▶ [WHAT YOU NEED TO DO]:
Report how many lines contain "Cycle". The answer is a single number.

▶ [RECORDS TO USE]:

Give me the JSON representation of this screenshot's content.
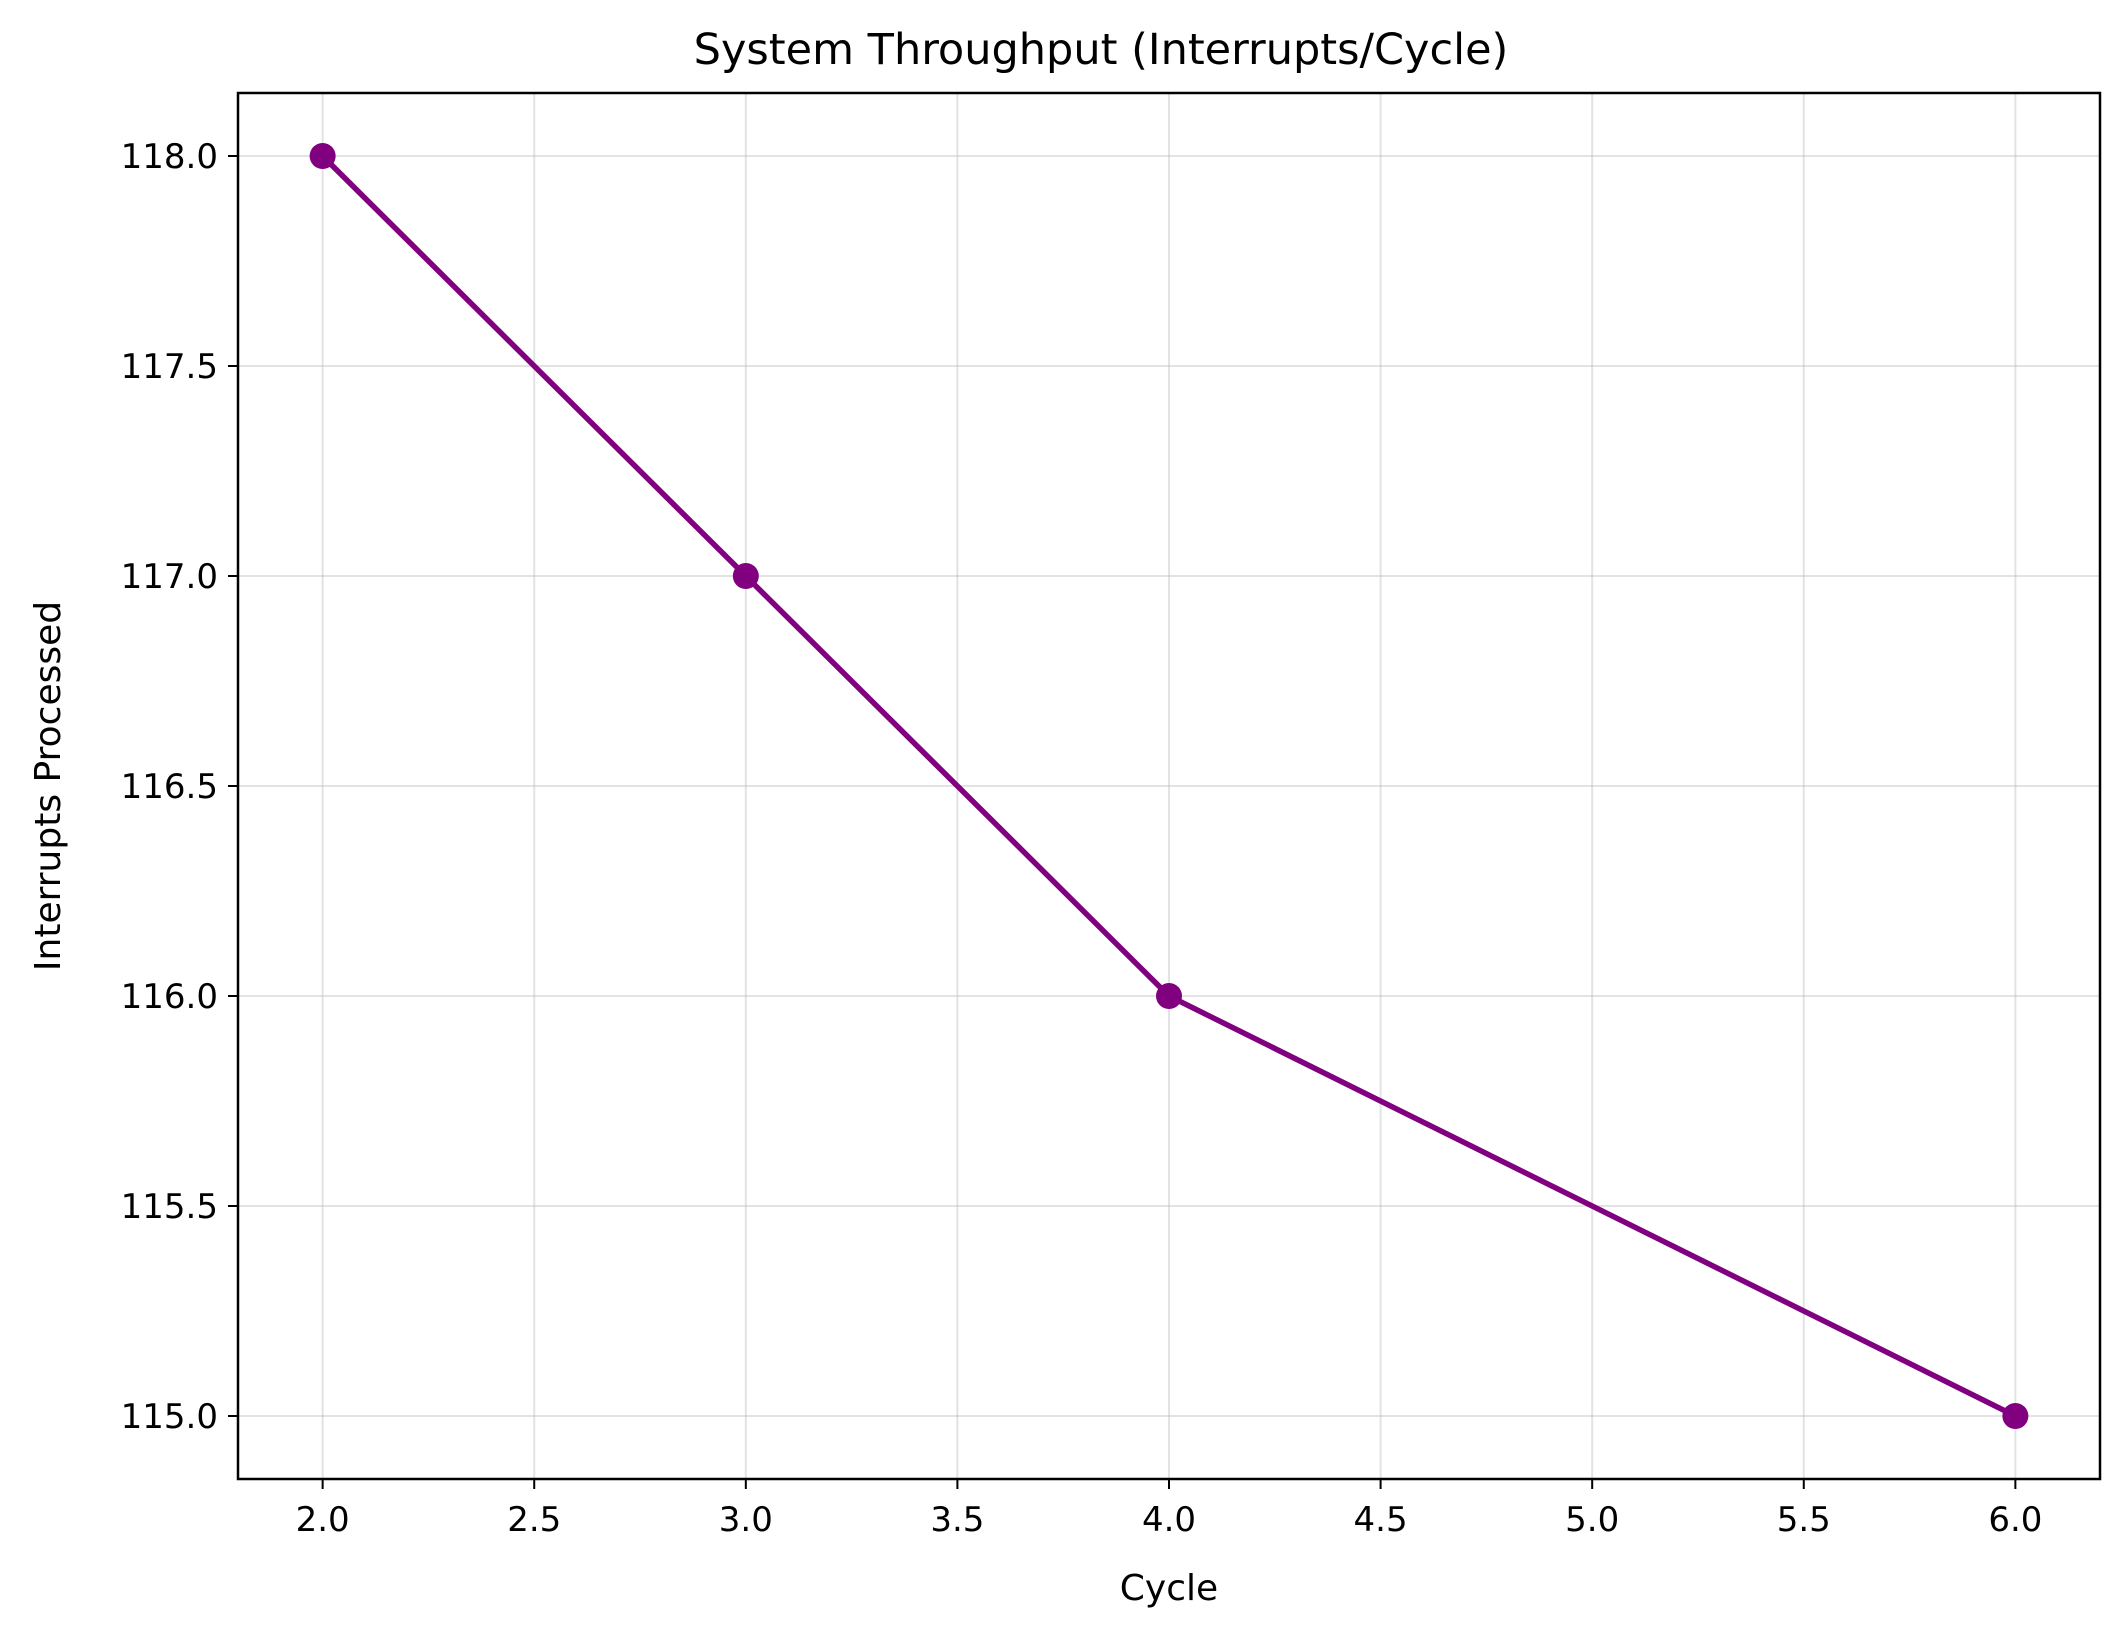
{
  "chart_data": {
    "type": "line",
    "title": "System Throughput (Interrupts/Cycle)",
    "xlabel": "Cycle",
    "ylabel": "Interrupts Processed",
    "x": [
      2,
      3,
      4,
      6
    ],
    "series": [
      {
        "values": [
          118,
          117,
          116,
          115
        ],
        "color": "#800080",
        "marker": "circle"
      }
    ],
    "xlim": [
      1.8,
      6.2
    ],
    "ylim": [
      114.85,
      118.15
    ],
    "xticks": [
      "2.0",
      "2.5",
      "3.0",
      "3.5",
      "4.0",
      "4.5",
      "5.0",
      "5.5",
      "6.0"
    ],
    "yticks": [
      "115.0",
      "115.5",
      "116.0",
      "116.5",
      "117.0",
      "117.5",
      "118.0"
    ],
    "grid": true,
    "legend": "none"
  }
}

==

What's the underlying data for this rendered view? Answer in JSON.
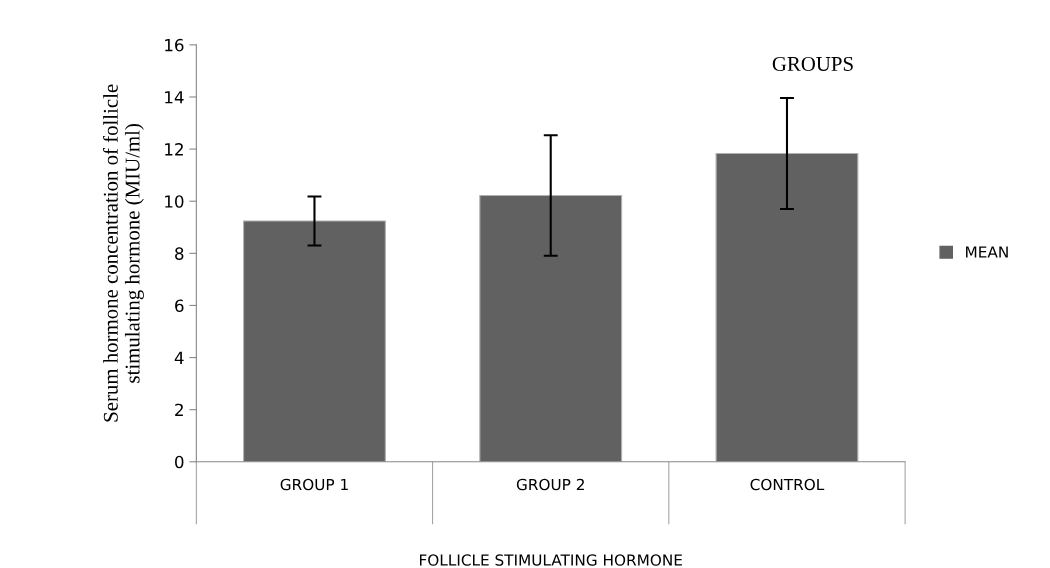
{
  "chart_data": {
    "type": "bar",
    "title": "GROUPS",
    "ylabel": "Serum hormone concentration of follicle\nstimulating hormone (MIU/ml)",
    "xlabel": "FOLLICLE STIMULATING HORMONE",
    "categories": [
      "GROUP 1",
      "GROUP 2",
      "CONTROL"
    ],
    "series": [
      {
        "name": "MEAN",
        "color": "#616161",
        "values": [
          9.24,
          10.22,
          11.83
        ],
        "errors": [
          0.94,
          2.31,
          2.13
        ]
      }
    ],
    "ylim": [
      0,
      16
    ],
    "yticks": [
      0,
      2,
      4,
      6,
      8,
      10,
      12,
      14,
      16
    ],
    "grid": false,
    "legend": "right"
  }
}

==

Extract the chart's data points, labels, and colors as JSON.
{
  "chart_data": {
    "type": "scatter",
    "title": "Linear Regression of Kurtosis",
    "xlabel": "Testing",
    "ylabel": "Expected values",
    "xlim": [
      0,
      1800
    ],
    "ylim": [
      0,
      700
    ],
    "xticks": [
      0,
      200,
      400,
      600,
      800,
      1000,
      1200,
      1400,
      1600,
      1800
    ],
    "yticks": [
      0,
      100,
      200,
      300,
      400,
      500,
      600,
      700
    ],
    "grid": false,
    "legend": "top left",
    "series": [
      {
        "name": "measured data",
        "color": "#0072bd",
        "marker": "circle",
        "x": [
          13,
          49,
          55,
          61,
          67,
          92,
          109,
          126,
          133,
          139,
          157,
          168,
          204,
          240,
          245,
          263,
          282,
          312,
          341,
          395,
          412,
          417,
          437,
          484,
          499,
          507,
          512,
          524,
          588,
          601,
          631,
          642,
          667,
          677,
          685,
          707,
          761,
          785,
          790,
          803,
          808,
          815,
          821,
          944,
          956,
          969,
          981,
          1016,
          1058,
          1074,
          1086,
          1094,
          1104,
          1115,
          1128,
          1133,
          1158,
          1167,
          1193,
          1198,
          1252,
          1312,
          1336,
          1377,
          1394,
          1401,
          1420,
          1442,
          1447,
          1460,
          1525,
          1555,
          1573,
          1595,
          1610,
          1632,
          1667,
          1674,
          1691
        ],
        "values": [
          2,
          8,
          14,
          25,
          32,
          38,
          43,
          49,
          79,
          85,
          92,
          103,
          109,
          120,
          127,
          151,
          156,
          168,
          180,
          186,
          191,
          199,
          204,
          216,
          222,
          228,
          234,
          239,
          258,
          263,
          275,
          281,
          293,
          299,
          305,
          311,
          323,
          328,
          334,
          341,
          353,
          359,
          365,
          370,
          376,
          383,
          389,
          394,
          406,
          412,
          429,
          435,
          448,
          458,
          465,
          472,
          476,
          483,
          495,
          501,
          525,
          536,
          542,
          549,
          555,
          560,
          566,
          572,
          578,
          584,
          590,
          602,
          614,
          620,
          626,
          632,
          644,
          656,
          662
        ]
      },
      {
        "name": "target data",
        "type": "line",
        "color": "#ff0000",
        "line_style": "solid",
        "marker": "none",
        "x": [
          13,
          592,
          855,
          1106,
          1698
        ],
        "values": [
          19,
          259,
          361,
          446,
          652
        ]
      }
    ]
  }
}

▶ [SOLVED PROBLEM]:
2